### AIM
Report every line from the material that contains the word "data".
----
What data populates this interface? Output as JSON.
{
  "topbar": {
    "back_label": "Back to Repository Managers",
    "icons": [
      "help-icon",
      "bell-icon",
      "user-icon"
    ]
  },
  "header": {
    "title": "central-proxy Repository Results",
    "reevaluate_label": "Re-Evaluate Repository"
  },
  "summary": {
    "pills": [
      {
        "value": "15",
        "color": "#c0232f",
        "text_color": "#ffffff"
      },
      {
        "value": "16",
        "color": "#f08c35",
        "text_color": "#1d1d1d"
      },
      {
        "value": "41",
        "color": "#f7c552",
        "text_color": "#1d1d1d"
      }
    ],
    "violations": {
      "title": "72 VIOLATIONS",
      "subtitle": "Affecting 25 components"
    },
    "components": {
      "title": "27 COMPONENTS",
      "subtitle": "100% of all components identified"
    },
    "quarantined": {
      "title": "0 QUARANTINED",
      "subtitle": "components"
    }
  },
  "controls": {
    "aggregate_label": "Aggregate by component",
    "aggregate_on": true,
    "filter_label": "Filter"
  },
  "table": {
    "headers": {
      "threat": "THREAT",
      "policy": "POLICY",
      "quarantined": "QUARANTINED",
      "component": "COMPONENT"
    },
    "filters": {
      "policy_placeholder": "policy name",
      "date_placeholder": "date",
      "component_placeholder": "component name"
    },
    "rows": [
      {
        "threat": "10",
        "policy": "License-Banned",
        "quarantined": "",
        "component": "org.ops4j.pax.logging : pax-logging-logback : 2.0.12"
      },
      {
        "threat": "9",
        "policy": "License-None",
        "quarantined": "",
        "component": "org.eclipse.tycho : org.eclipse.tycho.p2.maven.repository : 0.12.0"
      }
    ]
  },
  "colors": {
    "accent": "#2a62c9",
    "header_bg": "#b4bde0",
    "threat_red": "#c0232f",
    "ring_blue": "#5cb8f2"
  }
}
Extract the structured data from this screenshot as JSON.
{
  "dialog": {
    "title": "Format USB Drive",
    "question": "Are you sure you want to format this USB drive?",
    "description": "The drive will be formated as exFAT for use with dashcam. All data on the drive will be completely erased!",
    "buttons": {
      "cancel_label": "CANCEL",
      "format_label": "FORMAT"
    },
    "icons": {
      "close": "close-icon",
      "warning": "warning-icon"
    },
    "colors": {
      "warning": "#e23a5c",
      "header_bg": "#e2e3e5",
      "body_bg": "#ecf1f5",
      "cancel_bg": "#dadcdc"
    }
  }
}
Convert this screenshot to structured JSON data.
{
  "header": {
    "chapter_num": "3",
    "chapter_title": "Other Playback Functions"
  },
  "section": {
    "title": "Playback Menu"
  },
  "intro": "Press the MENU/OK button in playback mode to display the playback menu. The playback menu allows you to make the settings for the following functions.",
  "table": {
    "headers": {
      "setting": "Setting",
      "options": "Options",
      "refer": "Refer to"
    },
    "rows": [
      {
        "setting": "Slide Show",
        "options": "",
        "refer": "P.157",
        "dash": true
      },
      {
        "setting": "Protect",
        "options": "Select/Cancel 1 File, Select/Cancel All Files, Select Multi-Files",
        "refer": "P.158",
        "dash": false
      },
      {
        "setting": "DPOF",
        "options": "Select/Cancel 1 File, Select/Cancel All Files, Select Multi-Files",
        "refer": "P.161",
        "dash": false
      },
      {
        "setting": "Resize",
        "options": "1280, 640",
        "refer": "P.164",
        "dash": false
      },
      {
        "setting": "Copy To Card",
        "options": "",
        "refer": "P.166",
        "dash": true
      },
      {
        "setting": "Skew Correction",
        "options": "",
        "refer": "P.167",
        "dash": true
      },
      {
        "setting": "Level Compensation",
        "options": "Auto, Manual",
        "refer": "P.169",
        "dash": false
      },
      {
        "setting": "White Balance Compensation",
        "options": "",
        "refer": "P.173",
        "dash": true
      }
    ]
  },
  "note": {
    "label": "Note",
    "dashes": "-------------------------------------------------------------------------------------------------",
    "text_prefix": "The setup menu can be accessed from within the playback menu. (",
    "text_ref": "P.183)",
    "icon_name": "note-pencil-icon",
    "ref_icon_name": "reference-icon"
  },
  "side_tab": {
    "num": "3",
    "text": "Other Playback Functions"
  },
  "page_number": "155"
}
----
### TASK SOLUTION
What data populates this interface? Output as JSON.
Extract the structured data from this screenshot as JSON.
    "description": "The drive will be formated as exFAT for use with dashcam. All data on the drive will be completely erased!",
Convert this screenshot to structured JSON data.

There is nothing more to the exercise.